**Short problem:** Answer with one number: how many lines hold "ylabel".

**Source records:**
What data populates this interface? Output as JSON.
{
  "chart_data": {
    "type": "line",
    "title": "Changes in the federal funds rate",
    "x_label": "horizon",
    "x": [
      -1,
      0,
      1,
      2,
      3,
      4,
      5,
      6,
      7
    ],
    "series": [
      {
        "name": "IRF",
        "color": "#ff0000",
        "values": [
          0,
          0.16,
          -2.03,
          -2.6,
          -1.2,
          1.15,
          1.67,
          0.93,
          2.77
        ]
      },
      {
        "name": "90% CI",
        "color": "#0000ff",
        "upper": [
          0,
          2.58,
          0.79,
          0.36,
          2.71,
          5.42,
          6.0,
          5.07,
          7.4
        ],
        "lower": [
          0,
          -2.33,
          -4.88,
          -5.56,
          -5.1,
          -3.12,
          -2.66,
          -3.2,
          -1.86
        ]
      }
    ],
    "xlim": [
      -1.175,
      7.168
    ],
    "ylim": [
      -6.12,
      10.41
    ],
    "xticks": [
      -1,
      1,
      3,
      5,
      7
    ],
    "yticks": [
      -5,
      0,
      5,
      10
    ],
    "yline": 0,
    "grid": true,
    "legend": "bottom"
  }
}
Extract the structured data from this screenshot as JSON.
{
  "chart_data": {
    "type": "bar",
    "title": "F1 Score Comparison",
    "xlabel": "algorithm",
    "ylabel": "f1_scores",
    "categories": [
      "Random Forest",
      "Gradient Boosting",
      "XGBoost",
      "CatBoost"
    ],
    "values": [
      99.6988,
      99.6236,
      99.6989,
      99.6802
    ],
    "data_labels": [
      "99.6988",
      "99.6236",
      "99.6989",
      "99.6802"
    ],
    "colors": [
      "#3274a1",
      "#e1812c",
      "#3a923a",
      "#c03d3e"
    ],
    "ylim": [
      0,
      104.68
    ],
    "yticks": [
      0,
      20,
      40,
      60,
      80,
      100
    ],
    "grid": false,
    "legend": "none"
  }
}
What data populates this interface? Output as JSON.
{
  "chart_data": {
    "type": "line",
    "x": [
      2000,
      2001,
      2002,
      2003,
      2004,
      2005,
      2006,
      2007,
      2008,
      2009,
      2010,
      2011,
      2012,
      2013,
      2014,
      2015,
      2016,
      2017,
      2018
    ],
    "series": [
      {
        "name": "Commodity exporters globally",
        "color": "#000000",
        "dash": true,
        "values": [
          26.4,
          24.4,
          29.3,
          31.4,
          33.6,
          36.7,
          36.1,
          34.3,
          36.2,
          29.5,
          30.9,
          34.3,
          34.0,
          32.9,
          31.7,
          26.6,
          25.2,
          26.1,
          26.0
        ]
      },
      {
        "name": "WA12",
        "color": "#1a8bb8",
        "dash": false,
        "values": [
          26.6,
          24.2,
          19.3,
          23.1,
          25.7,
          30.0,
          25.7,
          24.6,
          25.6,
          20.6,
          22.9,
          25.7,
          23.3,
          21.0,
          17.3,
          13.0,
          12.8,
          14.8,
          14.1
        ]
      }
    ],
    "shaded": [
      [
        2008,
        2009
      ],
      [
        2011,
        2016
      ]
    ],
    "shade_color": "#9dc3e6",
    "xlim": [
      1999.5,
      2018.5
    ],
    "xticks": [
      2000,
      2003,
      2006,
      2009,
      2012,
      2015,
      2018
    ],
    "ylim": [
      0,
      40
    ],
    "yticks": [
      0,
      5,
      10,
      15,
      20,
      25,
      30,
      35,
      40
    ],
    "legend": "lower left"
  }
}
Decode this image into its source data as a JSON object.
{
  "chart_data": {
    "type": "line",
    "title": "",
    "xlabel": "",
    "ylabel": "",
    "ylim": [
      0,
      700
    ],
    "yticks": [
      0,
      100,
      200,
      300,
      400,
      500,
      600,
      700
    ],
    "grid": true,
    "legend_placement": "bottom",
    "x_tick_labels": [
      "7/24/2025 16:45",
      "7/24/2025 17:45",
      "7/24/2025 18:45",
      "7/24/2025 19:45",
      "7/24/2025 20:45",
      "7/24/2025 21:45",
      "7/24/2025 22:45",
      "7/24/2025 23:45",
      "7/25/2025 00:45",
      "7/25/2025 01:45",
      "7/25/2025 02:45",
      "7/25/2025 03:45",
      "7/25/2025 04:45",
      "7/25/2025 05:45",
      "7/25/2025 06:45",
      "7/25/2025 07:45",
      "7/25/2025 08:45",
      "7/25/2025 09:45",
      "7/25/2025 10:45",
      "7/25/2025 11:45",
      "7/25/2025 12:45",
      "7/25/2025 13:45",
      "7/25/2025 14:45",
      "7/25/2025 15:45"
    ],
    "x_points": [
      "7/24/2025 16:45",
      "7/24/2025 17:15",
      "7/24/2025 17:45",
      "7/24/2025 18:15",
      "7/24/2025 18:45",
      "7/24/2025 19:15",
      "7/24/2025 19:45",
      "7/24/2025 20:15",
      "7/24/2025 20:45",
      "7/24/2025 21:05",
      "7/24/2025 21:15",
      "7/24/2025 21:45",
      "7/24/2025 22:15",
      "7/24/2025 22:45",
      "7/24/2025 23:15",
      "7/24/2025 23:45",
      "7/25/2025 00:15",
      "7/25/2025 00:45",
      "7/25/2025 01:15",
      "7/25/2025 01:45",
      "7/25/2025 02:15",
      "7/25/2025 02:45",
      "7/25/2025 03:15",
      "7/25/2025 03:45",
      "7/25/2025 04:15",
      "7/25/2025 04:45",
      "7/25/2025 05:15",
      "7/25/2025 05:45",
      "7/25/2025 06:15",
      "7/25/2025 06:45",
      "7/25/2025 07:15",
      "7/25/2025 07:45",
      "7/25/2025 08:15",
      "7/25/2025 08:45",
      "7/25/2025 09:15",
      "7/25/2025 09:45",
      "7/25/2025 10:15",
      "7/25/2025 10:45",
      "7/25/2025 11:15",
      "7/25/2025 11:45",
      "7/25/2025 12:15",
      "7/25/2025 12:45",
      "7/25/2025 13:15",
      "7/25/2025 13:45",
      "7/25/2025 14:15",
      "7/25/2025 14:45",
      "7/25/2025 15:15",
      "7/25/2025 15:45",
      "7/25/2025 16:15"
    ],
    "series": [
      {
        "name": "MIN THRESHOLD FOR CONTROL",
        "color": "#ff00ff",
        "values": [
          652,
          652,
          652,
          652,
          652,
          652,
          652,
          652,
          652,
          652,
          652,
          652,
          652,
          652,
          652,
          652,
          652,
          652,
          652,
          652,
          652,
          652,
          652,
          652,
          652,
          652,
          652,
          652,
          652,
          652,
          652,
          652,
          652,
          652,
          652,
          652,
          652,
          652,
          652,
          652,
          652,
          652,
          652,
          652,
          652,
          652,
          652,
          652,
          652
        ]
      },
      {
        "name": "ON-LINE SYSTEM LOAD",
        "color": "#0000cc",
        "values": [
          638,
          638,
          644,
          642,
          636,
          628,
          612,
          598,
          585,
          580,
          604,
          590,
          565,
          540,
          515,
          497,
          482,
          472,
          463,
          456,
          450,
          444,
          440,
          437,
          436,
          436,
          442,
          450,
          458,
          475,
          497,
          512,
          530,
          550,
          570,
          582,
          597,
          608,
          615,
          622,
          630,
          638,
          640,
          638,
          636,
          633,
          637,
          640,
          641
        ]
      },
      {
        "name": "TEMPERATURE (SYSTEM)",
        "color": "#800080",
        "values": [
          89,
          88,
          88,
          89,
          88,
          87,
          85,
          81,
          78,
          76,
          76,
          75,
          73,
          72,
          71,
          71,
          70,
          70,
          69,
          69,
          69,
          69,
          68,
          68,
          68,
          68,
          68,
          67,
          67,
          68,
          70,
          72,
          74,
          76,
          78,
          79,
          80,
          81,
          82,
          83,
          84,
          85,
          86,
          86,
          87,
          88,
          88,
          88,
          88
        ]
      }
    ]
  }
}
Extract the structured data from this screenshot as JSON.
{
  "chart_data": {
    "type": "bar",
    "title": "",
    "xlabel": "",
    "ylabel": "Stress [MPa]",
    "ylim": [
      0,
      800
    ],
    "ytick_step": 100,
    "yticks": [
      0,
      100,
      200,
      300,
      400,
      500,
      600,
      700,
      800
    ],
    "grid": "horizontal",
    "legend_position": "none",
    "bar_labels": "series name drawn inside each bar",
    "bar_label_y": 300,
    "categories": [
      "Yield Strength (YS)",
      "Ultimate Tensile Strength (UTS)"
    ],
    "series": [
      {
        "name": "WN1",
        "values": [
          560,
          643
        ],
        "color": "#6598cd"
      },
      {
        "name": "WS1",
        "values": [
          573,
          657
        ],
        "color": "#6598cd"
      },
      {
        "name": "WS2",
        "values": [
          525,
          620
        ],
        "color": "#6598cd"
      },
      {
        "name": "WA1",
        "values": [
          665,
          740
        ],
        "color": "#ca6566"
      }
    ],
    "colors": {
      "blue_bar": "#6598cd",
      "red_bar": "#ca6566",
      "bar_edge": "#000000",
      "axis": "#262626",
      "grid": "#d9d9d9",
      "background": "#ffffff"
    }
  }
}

**Result:** 3